## Start DATA SUPPLIED

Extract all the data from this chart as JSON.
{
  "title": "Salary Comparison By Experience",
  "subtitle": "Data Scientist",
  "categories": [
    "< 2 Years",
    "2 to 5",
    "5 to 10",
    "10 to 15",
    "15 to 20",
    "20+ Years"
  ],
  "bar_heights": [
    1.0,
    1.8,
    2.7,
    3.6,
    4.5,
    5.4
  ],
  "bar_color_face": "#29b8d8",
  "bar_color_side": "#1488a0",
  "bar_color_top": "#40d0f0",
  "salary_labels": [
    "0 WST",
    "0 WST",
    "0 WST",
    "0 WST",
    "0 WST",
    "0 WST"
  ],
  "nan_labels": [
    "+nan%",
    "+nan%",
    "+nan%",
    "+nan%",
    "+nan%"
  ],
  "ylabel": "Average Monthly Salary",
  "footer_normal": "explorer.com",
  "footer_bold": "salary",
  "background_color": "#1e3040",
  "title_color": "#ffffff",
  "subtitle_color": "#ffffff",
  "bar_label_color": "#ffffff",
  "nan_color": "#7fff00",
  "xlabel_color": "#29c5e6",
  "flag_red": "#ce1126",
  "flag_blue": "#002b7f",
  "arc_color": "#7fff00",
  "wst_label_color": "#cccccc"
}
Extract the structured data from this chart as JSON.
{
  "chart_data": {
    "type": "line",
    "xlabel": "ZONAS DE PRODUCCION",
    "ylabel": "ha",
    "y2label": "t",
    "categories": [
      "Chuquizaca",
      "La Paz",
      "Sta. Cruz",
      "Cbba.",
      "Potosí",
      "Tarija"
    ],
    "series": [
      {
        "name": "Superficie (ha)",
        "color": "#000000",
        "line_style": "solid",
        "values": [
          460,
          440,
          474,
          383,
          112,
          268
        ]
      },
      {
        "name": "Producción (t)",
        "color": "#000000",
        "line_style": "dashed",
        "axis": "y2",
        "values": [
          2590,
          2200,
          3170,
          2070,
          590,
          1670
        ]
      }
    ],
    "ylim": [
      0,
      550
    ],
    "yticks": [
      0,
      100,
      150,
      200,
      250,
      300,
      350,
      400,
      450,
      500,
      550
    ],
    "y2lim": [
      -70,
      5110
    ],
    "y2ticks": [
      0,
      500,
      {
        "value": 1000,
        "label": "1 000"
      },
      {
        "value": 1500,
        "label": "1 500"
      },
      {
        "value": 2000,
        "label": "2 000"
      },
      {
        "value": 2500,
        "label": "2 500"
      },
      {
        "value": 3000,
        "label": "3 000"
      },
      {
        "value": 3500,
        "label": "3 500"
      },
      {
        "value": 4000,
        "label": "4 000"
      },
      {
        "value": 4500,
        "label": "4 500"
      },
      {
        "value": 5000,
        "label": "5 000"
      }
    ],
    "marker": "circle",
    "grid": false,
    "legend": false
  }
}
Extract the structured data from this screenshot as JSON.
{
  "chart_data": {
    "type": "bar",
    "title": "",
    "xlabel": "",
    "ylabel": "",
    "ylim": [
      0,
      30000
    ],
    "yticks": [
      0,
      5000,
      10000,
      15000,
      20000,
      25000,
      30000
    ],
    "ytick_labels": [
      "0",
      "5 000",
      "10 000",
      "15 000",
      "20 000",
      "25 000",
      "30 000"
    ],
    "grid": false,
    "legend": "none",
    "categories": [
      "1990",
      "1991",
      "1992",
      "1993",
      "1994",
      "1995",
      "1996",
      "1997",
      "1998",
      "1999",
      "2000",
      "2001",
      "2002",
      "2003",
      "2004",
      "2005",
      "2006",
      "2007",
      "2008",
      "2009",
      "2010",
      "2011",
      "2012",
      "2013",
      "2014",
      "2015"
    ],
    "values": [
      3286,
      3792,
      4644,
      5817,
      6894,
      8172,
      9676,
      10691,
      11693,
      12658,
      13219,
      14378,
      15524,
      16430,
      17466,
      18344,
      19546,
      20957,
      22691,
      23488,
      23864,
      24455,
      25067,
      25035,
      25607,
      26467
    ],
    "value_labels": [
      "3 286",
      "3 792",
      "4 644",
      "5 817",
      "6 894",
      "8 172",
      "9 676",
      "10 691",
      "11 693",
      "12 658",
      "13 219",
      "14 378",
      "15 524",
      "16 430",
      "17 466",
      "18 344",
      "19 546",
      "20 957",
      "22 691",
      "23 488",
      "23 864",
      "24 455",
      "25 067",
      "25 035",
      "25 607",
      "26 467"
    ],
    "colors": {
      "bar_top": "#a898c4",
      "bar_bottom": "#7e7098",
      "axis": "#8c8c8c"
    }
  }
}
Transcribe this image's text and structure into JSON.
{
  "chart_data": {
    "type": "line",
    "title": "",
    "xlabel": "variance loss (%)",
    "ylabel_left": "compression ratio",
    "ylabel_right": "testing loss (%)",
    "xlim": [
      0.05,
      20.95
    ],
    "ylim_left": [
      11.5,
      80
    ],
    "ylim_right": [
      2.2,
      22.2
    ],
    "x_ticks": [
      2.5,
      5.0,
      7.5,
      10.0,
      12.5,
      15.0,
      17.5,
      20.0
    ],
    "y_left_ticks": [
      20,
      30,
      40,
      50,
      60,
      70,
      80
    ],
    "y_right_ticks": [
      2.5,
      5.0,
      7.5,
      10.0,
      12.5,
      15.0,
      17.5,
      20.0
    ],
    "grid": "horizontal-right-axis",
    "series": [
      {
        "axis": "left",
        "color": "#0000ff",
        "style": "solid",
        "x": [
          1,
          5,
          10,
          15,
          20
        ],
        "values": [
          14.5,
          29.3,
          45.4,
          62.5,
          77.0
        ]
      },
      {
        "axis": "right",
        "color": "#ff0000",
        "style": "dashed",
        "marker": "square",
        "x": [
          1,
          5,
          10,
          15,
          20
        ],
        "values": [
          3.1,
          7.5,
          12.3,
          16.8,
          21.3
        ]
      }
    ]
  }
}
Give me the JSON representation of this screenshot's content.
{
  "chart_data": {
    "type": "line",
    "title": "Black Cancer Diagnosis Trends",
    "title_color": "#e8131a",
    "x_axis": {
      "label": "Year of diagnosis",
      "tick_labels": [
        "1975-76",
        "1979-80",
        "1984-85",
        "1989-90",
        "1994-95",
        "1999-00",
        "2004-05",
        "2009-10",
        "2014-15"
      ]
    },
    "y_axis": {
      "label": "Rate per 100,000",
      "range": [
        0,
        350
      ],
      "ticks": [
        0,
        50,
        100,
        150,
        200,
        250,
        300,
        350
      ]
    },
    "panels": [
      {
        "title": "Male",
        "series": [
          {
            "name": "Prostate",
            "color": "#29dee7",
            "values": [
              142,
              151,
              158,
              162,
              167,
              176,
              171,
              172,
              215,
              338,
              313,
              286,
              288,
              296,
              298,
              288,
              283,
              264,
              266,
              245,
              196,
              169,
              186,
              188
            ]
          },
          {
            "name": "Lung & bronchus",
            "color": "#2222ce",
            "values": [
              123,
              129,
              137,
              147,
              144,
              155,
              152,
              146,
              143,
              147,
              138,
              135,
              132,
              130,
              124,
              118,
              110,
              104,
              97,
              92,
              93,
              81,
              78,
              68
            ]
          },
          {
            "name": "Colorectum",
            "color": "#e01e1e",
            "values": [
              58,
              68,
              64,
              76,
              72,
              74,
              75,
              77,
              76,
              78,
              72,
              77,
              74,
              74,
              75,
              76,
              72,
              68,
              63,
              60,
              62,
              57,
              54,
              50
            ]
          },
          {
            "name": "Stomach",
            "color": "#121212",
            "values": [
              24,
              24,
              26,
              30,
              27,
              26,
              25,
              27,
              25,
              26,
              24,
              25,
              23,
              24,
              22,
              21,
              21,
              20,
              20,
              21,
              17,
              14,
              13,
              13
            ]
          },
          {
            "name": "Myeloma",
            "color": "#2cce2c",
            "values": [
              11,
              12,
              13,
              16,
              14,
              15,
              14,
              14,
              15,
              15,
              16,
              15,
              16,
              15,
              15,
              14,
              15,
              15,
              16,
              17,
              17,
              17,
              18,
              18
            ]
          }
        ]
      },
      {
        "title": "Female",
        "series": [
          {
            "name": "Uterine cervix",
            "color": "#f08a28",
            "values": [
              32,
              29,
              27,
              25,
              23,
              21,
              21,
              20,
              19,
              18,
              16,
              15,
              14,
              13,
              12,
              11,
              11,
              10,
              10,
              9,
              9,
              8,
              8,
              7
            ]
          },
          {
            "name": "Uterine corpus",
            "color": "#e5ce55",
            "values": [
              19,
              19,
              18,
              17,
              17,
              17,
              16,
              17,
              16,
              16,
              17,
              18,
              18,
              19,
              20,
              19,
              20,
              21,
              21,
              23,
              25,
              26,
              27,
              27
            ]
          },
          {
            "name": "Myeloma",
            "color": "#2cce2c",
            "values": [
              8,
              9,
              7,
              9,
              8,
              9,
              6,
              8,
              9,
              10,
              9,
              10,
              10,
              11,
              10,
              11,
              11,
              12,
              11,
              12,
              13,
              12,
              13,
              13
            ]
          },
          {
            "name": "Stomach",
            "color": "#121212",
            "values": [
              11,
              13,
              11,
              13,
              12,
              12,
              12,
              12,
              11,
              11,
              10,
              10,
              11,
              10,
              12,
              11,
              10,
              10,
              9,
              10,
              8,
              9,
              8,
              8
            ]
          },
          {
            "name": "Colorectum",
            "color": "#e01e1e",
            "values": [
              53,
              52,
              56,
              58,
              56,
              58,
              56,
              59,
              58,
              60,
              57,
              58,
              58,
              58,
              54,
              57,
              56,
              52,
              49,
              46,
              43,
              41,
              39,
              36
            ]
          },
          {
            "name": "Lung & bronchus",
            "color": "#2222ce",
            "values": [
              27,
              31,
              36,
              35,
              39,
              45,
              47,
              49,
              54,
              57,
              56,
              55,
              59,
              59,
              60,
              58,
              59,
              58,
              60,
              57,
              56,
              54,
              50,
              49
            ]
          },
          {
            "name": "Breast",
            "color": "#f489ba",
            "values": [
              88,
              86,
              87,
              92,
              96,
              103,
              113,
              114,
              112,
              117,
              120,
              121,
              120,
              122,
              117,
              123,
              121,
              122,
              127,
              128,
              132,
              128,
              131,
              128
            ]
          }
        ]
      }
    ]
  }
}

## End DATA SUPPLIED

_WHAT YOU WILL DO:_ Copy each line that holds the word "loss".

_EXERCISE SOLUTION:_
    "xlabel": "variance loss (%)",
    "ylabel_right": "testing loss (%)",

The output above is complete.